_Selected passage_.

--- BEGIN ---

3. By October 12, 2007, the bill of costs and Local Rule 54.3 statement had been submitted, and briefs had been exchanged. The matter was ripe for decision. Nothing happened until December 3, 2008, when the district court entered a mysterious order dismissing “as moot” defendants’ request for extra time to file the Local Rule 54.3 statement. The order was a mystery because the statement was already on file, and more than a year earlier Judge Coar had granted this very motion. On September 24, 2009, the clerk’s office noted on the docket that the case was closed. This is a second mystery, because the case had been terminated by final judgment in May 2007, and that judgment had been amended (and thus became final with finality) in August 2007. Apparently the clerk’s office did not send anyone a document corresponding to the docket entry, which just memorialized something that had occurred 25 months earlier.

Judge Coar retired on December 31, 2010, without acting on the long-pending bill of costs. Four months later, defendants used a procedure established by N.D. 111. Local Rule 78.5 and called the matter to the court’s attention. Plaintiffs responded by asserting that defendants’ failure to file such a notice before Judge Coar’s retirement forfeited their opportunity to receive a decision. In March 2012 Judge Norgle rejected that contention, and in May 2013 he awarded most of the costs defendants had requested — after they had waited &h years for judicial action.

Plaintiffs say that equity required defendants to give Judge Coar a heads up so that the judicial officer with the most knowledge about the case could resolve the dispute. Judge Coar undoubtedly was best situated to tackle this, and he should have done so in fall 2007 rather than letting the matter slide. But judicial delay does not wipe out a litigant’s rights. Plaintiffs suspect that defendants thought that Judge Coar would rule against them and were happy to wait until the request landed in a different judge’s lap. So what? No statute, rule, or decision of which we are aware requires litigants to pester judges for rulings on pain of forfeiture. Local Rule 78.5 is permissive; it says that parties “may on notice ... call a motion to the attention of the court for decision” (emphasis added). If plaintiffs thought that they had their best prospects with Judge Coar, they could have used Local Rule 78.5 to ask him for a ruling. He took senior status in August 2009, and his plan to retire at the end of 2010 was public knowledge. The two sides had equal information and were equally passive. Neither should gain from silence, or judicial delay, at the expense of the other.

--- END ---

_What to produce_. Does the passage on the bill of costs above agree with each statement below? Answer yes or no for each, quoting the words of the passage that decide it. 1. Judge Coar retired without ruling on the bill of costs. 2. Local Rule 78.5 obliges parties to call a pending motion to the court's attention. 3. Judge Coar took senior status in August 2009.

_Extracted entries_.
--- BEGIN ---

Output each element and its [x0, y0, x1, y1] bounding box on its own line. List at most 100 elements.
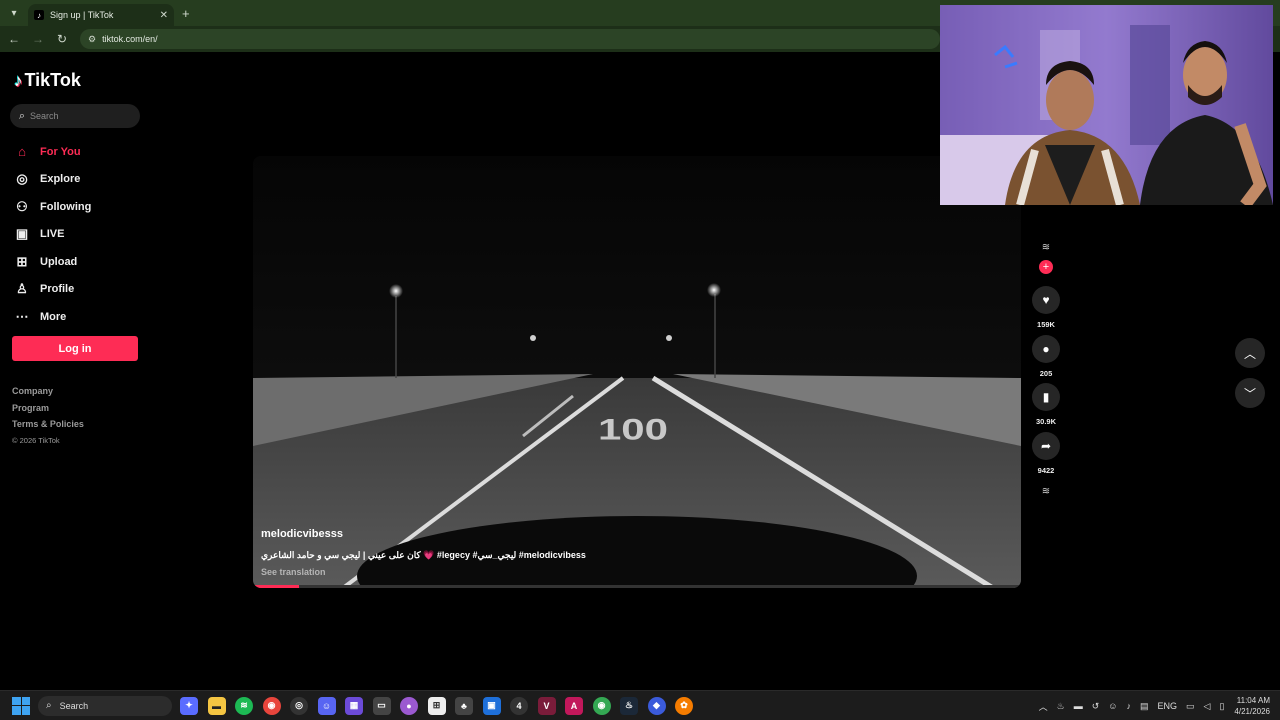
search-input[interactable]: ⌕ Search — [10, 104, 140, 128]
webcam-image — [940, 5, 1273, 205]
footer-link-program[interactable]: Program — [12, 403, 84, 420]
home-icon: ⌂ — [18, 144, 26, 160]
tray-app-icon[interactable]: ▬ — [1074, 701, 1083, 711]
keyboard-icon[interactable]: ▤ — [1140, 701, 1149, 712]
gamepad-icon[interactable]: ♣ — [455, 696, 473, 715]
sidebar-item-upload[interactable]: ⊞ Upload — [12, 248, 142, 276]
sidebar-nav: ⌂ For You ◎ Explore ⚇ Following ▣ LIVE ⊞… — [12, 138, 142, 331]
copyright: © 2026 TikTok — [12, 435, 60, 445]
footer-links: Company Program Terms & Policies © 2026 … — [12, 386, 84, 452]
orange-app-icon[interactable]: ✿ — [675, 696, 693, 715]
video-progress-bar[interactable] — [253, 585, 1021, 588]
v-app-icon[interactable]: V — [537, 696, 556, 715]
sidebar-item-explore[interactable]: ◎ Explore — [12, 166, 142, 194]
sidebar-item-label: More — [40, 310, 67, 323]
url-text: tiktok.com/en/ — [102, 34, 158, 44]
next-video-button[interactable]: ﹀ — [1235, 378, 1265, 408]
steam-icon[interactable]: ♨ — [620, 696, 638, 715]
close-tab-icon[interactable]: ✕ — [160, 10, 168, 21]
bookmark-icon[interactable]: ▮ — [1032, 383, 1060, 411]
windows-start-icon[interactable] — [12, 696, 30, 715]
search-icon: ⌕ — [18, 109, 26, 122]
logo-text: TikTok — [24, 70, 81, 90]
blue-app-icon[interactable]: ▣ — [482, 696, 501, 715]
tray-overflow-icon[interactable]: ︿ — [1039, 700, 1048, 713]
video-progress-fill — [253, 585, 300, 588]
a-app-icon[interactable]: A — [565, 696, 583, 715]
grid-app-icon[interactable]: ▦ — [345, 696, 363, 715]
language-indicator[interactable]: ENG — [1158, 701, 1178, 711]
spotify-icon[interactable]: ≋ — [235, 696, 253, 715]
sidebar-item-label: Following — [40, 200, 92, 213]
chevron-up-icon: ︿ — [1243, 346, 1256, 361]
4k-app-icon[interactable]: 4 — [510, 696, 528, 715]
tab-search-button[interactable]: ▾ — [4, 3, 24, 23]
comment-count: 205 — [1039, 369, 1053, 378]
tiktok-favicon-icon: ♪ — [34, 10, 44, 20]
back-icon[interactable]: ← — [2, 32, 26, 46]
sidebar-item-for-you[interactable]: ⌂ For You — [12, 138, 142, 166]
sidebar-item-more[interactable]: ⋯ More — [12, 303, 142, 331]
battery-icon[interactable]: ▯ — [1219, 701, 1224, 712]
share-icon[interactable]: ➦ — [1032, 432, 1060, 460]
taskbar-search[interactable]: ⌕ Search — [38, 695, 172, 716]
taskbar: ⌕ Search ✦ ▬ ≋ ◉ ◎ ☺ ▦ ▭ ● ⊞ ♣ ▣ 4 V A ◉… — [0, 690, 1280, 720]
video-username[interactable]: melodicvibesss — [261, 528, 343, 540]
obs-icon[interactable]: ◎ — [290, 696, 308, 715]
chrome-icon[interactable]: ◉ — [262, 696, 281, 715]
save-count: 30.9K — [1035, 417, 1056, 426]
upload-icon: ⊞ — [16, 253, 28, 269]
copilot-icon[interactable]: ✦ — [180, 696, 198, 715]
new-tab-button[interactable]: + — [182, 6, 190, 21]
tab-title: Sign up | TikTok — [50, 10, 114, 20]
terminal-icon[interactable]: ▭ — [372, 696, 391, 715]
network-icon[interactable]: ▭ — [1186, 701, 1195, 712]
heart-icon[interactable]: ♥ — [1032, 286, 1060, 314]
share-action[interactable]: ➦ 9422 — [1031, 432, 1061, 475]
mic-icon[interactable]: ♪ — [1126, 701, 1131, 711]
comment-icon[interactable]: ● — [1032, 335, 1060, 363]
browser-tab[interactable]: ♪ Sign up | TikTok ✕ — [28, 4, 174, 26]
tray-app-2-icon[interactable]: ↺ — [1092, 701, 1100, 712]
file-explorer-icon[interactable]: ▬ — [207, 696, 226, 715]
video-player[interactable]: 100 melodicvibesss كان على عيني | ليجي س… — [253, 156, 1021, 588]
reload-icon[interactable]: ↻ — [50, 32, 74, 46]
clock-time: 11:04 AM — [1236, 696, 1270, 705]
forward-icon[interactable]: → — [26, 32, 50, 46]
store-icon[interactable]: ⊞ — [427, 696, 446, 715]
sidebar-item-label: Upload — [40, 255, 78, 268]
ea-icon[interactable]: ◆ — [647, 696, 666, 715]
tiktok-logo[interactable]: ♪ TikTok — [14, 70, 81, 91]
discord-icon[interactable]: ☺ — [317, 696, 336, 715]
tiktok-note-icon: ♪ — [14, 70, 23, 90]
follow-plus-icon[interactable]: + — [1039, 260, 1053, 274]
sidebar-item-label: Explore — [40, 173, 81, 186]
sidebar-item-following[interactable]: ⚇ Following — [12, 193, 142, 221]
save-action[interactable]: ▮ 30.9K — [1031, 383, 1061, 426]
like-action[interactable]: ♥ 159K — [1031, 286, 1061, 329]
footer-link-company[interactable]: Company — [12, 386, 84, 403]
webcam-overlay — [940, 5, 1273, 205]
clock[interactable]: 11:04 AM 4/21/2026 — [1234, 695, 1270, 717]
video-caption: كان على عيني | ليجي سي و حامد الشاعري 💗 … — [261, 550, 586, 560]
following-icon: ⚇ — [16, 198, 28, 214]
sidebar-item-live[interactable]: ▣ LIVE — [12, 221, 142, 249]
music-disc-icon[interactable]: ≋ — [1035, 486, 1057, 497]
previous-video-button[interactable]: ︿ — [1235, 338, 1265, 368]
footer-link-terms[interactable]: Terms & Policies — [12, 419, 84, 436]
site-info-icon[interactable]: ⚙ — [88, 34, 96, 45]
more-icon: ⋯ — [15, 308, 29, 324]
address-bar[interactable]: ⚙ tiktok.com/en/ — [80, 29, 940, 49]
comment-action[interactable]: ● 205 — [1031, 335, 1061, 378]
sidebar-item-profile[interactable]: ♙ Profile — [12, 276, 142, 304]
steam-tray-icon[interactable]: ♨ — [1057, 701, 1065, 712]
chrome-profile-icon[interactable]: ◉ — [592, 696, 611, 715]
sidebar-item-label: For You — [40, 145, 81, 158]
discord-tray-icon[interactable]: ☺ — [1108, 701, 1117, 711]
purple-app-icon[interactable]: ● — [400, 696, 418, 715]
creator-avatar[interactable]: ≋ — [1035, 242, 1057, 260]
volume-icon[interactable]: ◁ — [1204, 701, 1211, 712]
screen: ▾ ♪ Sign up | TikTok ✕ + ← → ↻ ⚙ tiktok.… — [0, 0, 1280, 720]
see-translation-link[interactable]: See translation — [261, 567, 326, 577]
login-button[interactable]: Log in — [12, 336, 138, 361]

--- END ---

_Correct answer_.
1. Yes: "Judge Coar retired on December 31, 2010, without acting on the long-pending bill of costs."
2. No: "Local Rule 78.5 is permissive"
3. Yes: "He took senior status in August 2009"